**Task description**
Collect the lines of the entries where "ylabel" shows up.

[Items listed in a dataset]
-=-=-

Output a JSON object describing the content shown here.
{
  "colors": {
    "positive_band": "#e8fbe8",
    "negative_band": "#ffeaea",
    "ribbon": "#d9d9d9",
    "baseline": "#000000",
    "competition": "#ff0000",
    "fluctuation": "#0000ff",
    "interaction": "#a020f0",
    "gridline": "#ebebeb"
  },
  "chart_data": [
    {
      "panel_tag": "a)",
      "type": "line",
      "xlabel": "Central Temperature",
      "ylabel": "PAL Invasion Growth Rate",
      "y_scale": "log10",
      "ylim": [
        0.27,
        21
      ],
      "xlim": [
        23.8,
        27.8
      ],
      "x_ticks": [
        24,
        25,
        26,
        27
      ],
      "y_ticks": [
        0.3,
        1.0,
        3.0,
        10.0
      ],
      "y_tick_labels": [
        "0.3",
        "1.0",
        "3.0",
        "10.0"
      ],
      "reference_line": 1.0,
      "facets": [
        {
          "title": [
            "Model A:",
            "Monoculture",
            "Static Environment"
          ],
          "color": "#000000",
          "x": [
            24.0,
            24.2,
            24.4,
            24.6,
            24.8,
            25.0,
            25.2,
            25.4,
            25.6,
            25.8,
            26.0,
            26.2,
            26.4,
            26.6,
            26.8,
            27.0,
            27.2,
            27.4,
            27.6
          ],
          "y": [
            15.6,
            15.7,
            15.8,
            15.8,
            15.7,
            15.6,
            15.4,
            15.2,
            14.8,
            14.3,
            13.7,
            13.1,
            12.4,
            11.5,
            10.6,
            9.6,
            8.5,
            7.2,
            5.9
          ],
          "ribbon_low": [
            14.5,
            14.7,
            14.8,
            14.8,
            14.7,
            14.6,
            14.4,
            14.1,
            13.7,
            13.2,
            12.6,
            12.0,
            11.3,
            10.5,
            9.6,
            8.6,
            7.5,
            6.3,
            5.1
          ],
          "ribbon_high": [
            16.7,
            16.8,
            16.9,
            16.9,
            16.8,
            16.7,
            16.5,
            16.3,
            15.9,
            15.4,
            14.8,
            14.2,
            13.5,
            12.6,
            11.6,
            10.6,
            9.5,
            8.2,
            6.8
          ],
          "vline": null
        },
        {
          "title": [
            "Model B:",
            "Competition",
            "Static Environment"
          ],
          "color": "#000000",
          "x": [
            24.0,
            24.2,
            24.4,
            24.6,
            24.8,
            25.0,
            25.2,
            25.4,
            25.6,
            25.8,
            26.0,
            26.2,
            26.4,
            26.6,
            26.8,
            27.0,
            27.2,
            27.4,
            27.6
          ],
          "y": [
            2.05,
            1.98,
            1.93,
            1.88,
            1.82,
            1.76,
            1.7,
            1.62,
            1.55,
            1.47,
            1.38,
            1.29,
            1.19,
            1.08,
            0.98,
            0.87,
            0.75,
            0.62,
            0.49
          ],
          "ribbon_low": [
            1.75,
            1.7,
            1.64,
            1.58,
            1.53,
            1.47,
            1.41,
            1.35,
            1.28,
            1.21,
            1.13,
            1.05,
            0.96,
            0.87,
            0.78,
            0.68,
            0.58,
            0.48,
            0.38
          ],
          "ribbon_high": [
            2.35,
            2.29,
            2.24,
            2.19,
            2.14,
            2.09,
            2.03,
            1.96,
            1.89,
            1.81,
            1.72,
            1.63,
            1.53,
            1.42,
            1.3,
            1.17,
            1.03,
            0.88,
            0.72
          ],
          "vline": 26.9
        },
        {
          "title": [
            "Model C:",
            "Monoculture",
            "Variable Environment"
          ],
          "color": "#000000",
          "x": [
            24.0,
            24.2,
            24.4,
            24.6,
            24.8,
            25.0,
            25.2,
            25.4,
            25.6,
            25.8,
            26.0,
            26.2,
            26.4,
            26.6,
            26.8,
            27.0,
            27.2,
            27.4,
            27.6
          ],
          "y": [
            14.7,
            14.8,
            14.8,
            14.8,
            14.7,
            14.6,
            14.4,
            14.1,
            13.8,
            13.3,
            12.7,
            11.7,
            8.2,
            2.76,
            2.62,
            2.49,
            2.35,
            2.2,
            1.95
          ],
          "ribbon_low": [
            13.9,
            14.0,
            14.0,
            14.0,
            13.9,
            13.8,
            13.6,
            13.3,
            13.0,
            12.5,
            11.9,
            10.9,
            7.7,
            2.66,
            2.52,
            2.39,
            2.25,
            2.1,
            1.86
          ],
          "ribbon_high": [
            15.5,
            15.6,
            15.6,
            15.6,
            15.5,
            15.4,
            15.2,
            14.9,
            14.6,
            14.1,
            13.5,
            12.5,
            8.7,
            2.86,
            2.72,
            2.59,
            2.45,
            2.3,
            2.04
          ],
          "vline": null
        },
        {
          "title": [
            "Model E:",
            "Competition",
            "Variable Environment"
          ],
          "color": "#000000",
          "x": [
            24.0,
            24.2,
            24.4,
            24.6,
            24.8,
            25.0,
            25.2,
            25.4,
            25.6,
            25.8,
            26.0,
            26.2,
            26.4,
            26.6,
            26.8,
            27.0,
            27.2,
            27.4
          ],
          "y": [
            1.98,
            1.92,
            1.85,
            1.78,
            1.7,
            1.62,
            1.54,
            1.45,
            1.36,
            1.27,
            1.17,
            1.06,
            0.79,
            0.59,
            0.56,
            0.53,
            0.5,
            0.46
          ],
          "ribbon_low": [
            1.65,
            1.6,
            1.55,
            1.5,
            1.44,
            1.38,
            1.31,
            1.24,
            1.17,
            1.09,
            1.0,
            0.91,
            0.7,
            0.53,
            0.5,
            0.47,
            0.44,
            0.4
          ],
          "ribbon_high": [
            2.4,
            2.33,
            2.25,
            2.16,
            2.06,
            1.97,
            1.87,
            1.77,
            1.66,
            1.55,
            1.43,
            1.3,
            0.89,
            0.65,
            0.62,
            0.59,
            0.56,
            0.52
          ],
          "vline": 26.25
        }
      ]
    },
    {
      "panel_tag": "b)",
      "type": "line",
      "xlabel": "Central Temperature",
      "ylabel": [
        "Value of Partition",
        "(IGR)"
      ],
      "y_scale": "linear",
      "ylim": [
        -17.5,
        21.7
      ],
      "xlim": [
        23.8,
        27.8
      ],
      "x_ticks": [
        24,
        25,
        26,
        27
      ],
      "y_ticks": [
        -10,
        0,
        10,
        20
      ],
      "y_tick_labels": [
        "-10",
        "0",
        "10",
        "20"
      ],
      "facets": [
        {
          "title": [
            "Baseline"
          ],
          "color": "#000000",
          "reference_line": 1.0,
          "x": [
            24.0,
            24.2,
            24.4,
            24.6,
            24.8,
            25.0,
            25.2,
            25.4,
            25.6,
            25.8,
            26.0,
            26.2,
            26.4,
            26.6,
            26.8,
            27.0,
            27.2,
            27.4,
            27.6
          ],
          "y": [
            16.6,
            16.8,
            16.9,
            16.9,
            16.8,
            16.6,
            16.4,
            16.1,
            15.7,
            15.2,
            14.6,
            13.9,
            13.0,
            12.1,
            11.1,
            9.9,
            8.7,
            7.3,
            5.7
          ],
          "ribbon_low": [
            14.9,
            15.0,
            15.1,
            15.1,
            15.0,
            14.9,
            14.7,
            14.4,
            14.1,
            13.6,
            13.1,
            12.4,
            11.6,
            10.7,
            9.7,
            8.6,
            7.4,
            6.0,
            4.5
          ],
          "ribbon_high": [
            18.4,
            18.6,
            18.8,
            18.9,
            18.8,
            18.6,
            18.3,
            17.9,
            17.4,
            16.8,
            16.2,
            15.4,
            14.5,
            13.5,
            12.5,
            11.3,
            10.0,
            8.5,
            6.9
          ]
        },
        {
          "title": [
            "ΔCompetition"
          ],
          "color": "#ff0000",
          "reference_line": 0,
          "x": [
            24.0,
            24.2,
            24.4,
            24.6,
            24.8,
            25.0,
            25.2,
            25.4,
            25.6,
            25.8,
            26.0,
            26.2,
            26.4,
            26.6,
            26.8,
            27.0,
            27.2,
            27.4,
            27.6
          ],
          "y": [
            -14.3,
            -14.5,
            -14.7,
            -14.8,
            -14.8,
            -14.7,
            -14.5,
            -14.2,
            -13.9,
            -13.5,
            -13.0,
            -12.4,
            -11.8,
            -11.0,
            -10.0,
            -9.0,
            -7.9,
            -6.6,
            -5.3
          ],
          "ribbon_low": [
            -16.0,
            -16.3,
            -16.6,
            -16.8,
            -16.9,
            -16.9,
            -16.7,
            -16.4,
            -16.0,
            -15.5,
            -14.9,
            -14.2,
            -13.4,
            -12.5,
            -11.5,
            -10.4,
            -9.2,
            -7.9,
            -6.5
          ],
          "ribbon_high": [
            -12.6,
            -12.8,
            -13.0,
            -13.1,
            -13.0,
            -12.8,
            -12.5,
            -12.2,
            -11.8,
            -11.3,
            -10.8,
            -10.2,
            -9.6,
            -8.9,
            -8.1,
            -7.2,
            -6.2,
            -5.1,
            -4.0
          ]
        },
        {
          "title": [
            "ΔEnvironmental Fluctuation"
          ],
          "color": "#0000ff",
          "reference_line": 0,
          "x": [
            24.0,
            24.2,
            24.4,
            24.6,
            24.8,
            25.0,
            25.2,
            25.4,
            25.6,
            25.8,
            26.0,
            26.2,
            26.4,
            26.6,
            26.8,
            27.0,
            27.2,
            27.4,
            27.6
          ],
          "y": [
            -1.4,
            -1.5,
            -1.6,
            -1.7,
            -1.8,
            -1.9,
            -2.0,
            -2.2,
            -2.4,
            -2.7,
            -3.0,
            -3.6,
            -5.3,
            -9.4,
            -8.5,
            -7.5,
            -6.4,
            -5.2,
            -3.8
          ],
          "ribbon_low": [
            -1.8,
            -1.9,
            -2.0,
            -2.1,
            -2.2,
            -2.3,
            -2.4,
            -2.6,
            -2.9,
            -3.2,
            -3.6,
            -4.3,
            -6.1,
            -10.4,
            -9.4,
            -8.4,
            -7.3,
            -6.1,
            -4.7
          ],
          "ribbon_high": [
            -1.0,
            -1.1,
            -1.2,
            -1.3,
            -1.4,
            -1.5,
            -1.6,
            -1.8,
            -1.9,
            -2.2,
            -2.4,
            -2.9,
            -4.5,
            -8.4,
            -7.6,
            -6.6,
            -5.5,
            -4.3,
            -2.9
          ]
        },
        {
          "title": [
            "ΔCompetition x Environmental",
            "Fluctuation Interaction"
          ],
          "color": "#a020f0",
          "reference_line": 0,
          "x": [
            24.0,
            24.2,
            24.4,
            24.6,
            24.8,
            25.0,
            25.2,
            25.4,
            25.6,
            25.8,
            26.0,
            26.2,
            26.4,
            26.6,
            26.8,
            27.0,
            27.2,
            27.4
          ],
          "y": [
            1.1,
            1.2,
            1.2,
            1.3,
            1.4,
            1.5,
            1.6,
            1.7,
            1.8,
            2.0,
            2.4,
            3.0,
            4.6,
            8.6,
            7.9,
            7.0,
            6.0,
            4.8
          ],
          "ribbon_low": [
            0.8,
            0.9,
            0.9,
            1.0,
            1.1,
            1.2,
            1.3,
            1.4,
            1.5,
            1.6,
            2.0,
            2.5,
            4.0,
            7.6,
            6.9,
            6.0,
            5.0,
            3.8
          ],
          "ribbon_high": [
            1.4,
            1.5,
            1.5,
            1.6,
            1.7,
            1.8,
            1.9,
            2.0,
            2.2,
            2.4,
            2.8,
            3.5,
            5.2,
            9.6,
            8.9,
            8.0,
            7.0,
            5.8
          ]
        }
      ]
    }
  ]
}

-=-=-

**Result of the exercise**
      "ylabel": "PAL Invasion Growth Rate",
      "ylabel": [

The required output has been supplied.